JOB:
From the listing below, tally the lines that include "JSON". Return only the total.
===== RECORD EXCERPTS
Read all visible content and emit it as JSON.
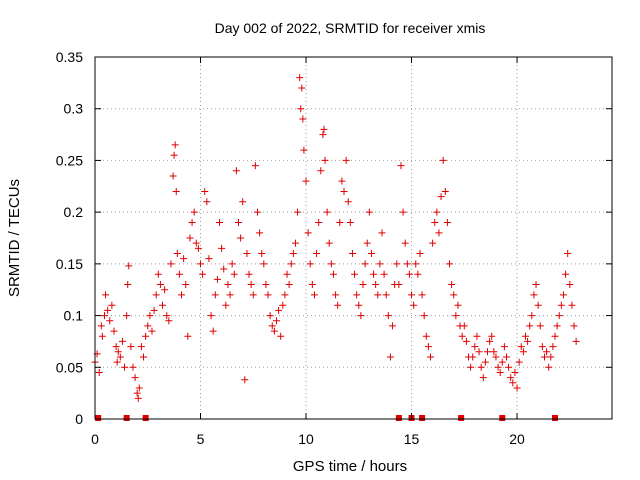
{
  "chart_data": {
    "type": "scatter",
    "title": "Day 002 of 2022, SRMTID for receiver xmis",
    "xlabel": "GPS time / hours",
    "ylabel": "SRMTID / TECUs",
    "xlim": [
      0,
      24.5
    ],
    "ylim": [
      0,
      0.35
    ],
    "xticks": [
      0,
      5,
      10,
      15,
      20
    ],
    "xtick_labels": [
      "0",
      "5",
      "10",
      "15",
      "20"
    ],
    "yticks": [
      0,
      0.05,
      0.1,
      0.15,
      0.2,
      0.25,
      0.3,
      0.35
    ],
    "ytick_labels": [
      "0",
      "0.05",
      "0.1",
      "0.15",
      "0.2",
      "0.25",
      "0.3",
      "0.35"
    ],
    "grid": true,
    "marker": "+",
    "color": "#e00000",
    "series": [
      {
        "name": "SRMTID",
        "points": [
          [
            0.0,
            0.055
          ],
          [
            0.1,
            0.063
          ],
          [
            0.2,
            0.045
          ],
          [
            0.3,
            0.09
          ],
          [
            0.35,
            0.08
          ],
          [
            0.45,
            0.1
          ],
          [
            0.5,
            0.12
          ],
          [
            0.6,
            0.105
          ],
          [
            0.7,
            0.095
          ],
          [
            0.8,
            0.11
          ],
          [
            0.9,
            0.085
          ],
          [
            1.0,
            0.07
          ],
          [
            1.05,
            0.055
          ],
          [
            1.1,
            0.065
          ],
          [
            1.2,
            0.06
          ],
          [
            1.3,
            0.075
          ],
          [
            1.4,
            0.05
          ],
          [
            1.5,
            0.1
          ],
          [
            1.55,
            0.13
          ],
          [
            1.6,
            0.148
          ],
          [
            1.7,
            0.07
          ],
          [
            1.8,
            0.05
          ],
          [
            1.9,
            0.04
          ],
          [
            2.0,
            0.025
          ],
          [
            2.05,
            0.02
          ],
          [
            2.1,
            0.03
          ],
          [
            2.2,
            0.07
          ],
          [
            2.3,
            0.06
          ],
          [
            2.4,
            0.08
          ],
          [
            2.5,
            0.09
          ],
          [
            2.6,
            0.1
          ],
          [
            2.7,
            0.085
          ],
          [
            2.8,
            0.105
          ],
          [
            2.9,
            0.12
          ],
          [
            3.0,
            0.14
          ],
          [
            3.1,
            0.13
          ],
          [
            3.2,
            0.11
          ],
          [
            3.3,
            0.125
          ],
          [
            3.4,
            0.1
          ],
          [
            3.5,
            0.095
          ],
          [
            3.6,
            0.15
          ],
          [
            3.7,
            0.235
          ],
          [
            3.75,
            0.255
          ],
          [
            3.8,
            0.265
          ],
          [
            3.85,
            0.22
          ],
          [
            3.9,
            0.16
          ],
          [
            4.0,
            0.14
          ],
          [
            4.1,
            0.12
          ],
          [
            4.2,
            0.155
          ],
          [
            4.3,
            0.13
          ],
          [
            4.4,
            0.08
          ],
          [
            4.5,
            0.175
          ],
          [
            4.6,
            0.19
          ],
          [
            4.7,
            0.2
          ],
          [
            4.8,
            0.17
          ],
          [
            4.9,
            0.165
          ],
          [
            5.0,
            0.15
          ],
          [
            5.1,
            0.14
          ],
          [
            5.2,
            0.22
          ],
          [
            5.3,
            0.21
          ],
          [
            5.4,
            0.155
          ],
          [
            5.5,
            0.1
          ],
          [
            5.6,
            0.085
          ],
          [
            5.7,
            0.12
          ],
          [
            5.8,
            0.135
          ],
          [
            5.9,
            0.19
          ],
          [
            6.0,
            0.165
          ],
          [
            6.1,
            0.145
          ],
          [
            6.2,
            0.11
          ],
          [
            6.3,
            0.13
          ],
          [
            6.4,
            0.12
          ],
          [
            6.5,
            0.15
          ],
          [
            6.6,
            0.14
          ],
          [
            6.7,
            0.24
          ],
          [
            6.8,
            0.19
          ],
          [
            6.9,
            0.175
          ],
          [
            7.0,
            0.21
          ],
          [
            7.1,
            0.038
          ],
          [
            7.2,
            0.16
          ],
          [
            7.3,
            0.14
          ],
          [
            7.4,
            0.13
          ],
          [
            7.5,
            0.12
          ],
          [
            7.6,
            0.245
          ],
          [
            7.7,
            0.2
          ],
          [
            7.8,
            0.18
          ],
          [
            7.9,
            0.16
          ],
          [
            8.0,
            0.15
          ],
          [
            8.1,
            0.13
          ],
          [
            8.2,
            0.12
          ],
          [
            8.3,
            0.1
          ],
          [
            8.4,
            0.09
          ],
          [
            8.5,
            0.085
          ],
          [
            8.6,
            0.095
          ],
          [
            8.7,
            0.105
          ],
          [
            8.8,
            0.08
          ],
          [
            8.9,
            0.11
          ],
          [
            9.0,
            0.12
          ],
          [
            9.1,
            0.14
          ],
          [
            9.2,
            0.13
          ],
          [
            9.3,
            0.15
          ],
          [
            9.4,
            0.16
          ],
          [
            9.5,
            0.17
          ],
          [
            9.6,
            0.2
          ],
          [
            9.7,
            0.33
          ],
          [
            9.75,
            0.3
          ],
          [
            9.8,
            0.32
          ],
          [
            9.85,
            0.29
          ],
          [
            9.9,
            0.26
          ],
          [
            10.0,
            0.23
          ],
          [
            10.1,
            0.18
          ],
          [
            10.2,
            0.15
          ],
          [
            10.3,
            0.13
          ],
          [
            10.4,
            0.12
          ],
          [
            10.5,
            0.16
          ],
          [
            10.6,
            0.19
          ],
          [
            10.7,
            0.24
          ],
          [
            10.8,
            0.275
          ],
          [
            10.85,
            0.28
          ],
          [
            10.9,
            0.25
          ],
          [
            11.0,
            0.2
          ],
          [
            11.1,
            0.17
          ],
          [
            11.2,
            0.15
          ],
          [
            11.3,
            0.14
          ],
          [
            11.4,
            0.12
          ],
          [
            11.5,
            0.11
          ],
          [
            11.6,
            0.19
          ],
          [
            11.7,
            0.23
          ],
          [
            11.8,
            0.22
          ],
          [
            11.9,
            0.25
          ],
          [
            12.0,
            0.21
          ],
          [
            12.1,
            0.19
          ],
          [
            12.2,
            0.16
          ],
          [
            12.3,
            0.14
          ],
          [
            12.4,
            0.12
          ],
          [
            12.5,
            0.11
          ],
          [
            12.6,
            0.1
          ],
          [
            12.7,
            0.13
          ],
          [
            12.8,
            0.15
          ],
          [
            12.9,
            0.17
          ],
          [
            13.0,
            0.2
          ],
          [
            13.1,
            0.16
          ],
          [
            13.2,
            0.14
          ],
          [
            13.3,
            0.13
          ],
          [
            13.4,
            0.12
          ],
          [
            13.5,
            0.15
          ],
          [
            13.6,
            0.18
          ],
          [
            13.7,
            0.14
          ],
          [
            13.8,
            0.12
          ],
          [
            13.9,
            0.1
          ],
          [
            14.0,
            0.06
          ],
          [
            14.1,
            0.09
          ],
          [
            14.2,
            0.13
          ],
          [
            14.3,
            0.15
          ],
          [
            14.4,
            0.13
          ],
          [
            14.5,
            0.245
          ],
          [
            14.6,
            0.2
          ],
          [
            14.7,
            0.17
          ],
          [
            14.8,
            0.15
          ],
          [
            14.9,
            0.14
          ],
          [
            15.0,
            0.12
          ],
          [
            15.1,
            0.11
          ],
          [
            15.2,
            0.15
          ],
          [
            15.3,
            0.14
          ],
          [
            15.4,
            0.16
          ],
          [
            15.5,
            0.12
          ],
          [
            15.6,
            0.1
          ],
          [
            15.7,
            0.08
          ],
          [
            15.8,
            0.07
          ],
          [
            15.9,
            0.06
          ],
          [
            16.0,
            0.17
          ],
          [
            16.1,
            0.19
          ],
          [
            16.2,
            0.2
          ],
          [
            16.3,
            0.18
          ],
          [
            16.4,
            0.215
          ],
          [
            16.5,
            0.25
          ],
          [
            16.6,
            0.22
          ],
          [
            16.7,
            0.19
          ],
          [
            16.8,
            0.15
          ],
          [
            16.9,
            0.13
          ],
          [
            17.0,
            0.12
          ],
          [
            17.1,
            0.1
          ],
          [
            17.2,
            0.11
          ],
          [
            17.3,
            0.09
          ],
          [
            17.4,
            0.08
          ],
          [
            17.5,
            0.09
          ],
          [
            17.6,
            0.075
          ],
          [
            17.7,
            0.06
          ],
          [
            17.8,
            0.05
          ],
          [
            17.9,
            0.06
          ],
          [
            18.0,
            0.07
          ],
          [
            18.1,
            0.08
          ],
          [
            18.2,
            0.065
          ],
          [
            18.3,
            0.05
          ],
          [
            18.4,
            0.04
          ],
          [
            18.5,
            0.055
          ],
          [
            18.6,
            0.065
          ],
          [
            18.7,
            0.075
          ],
          [
            18.8,
            0.08
          ],
          [
            18.9,
            0.065
          ],
          [
            19.0,
            0.06
          ],
          [
            19.1,
            0.05
          ],
          [
            19.2,
            0.045
          ],
          [
            19.3,
            0.055
          ],
          [
            19.4,
            0.07
          ],
          [
            19.5,
            0.06
          ],
          [
            19.6,
            0.05
          ],
          [
            19.7,
            0.04
          ],
          [
            19.8,
            0.035
          ],
          [
            19.9,
            0.045
          ],
          [
            20.0,
            0.03
          ],
          [
            20.1,
            0.055
          ],
          [
            20.2,
            0.07
          ],
          [
            20.3,
            0.065
          ],
          [
            20.4,
            0.08
          ],
          [
            20.5,
            0.075
          ],
          [
            20.6,
            0.09
          ],
          [
            20.7,
            0.1
          ],
          [
            20.8,
            0.12
          ],
          [
            20.9,
            0.13
          ],
          [
            21.0,
            0.11
          ],
          [
            21.1,
            0.09
          ],
          [
            21.2,
            0.07
          ],
          [
            21.3,
            0.06
          ],
          [
            21.4,
            0.065
          ],
          [
            21.5,
            0.05
          ],
          [
            21.6,
            0.06
          ],
          [
            21.7,
            0.07
          ],
          [
            21.8,
            0.08
          ],
          [
            21.9,
            0.09
          ],
          [
            22.0,
            0.1
          ],
          [
            22.1,
            0.11
          ],
          [
            22.2,
            0.12
          ],
          [
            22.3,
            0.14
          ],
          [
            22.4,
            0.16
          ],
          [
            22.5,
            0.13
          ],
          [
            22.6,
            0.11
          ],
          [
            22.7,
            0.09
          ],
          [
            22.8,
            0.075
          ]
        ]
      }
    ],
    "zero_markers": [
      0.15,
      1.5,
      2.4,
      14.4,
      15.0,
      15.5,
      17.35,
      19.3,
      21.8
    ]
  }
}
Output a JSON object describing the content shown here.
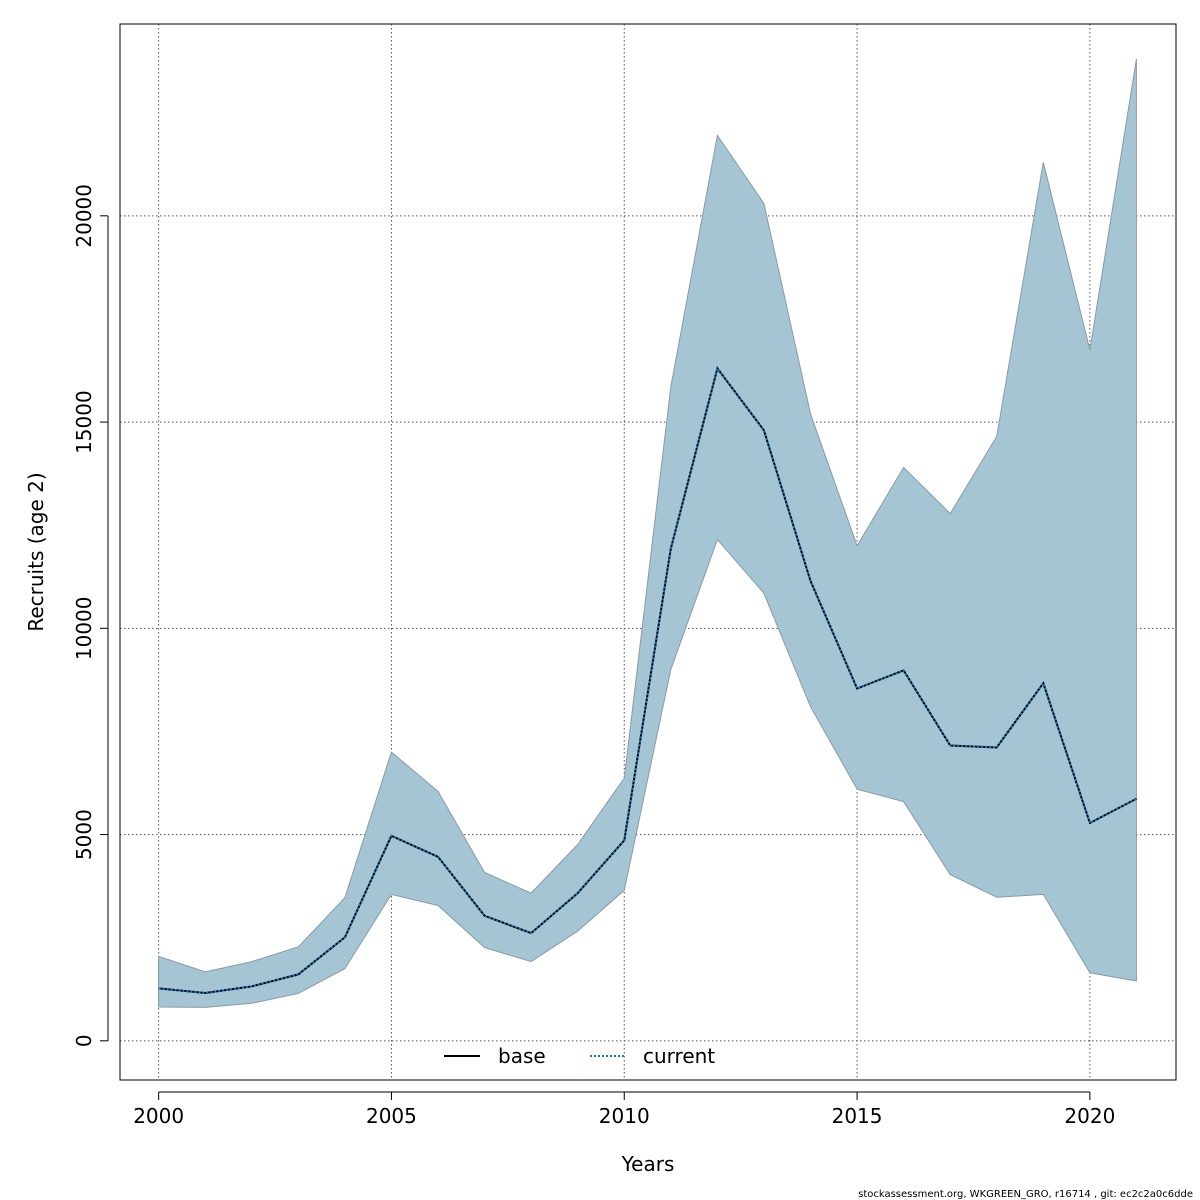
{
  "chart_data": {
    "type": "area",
    "xlabel": "Years",
    "ylabel": "Recruits (age 2)",
    "xlim": [
      1999.17,
      2021.85
    ],
    "ylim": [
      -950,
      24650
    ],
    "xticks": [
      2000,
      2005,
      2010,
      2015,
      2020
    ],
    "yticks": [
      0,
      5000,
      10000,
      15000,
      20000
    ],
    "grid": true,
    "legend_position": "bottom-center",
    "x": [
      2000,
      2001,
      2002,
      2003,
      2004,
      2005,
      2006,
      2007,
      2008,
      2009,
      2010,
      2011,
      2012,
      2013,
      2014,
      2015,
      2016,
      2017,
      2018,
      2019,
      2020,
      2021
    ],
    "band": {
      "lower": [
        820,
        810,
        910,
        1150,
        1750,
        3550,
        3280,
        2260,
        1920,
        2660,
        3650,
        9000,
        12150,
        10850,
        8100,
        6100,
        5800,
        4030,
        3480,
        3550,
        1650,
        1450
      ],
      "upper": [
        2050,
        1670,
        1920,
        2280,
        3470,
        7000,
        6050,
        4080,
        3580,
        4760,
        6370,
        15850,
        21950,
        20300,
        15200,
        12000,
        13900,
        12780,
        14650,
        21300,
        16750,
        23800
      ],
      "color": "#a5c4d4",
      "edge_color": "#8a9aa5"
    },
    "series": [
      {
        "name": "base",
        "line_style": "solid",
        "color": "#000000",
        "values": [
          1270,
          1160,
          1320,
          1610,
          2510,
          4970,
          4460,
          3030,
          2610,
          3580,
          4860,
          11930,
          16300,
          14800,
          11150,
          8540,
          8980,
          7160,
          7110,
          8670,
          5280,
          5870
        ]
      },
      {
        "name": "current",
        "line_style": "dotted",
        "color": "#1f78b4",
        "values": [
          1270,
          1160,
          1320,
          1610,
          2510,
          4970,
          4460,
          3030,
          2610,
          3580,
          4860,
          11930,
          16300,
          14800,
          11150,
          8540,
          8980,
          7160,
          7110,
          8670,
          5280,
          5870
        ]
      }
    ]
  },
  "footer": "stockassessment.org, WKGREEN_GRO, r16714 , git: ec2c2a0c6dde"
}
==========
WRITTEN REPLY:
2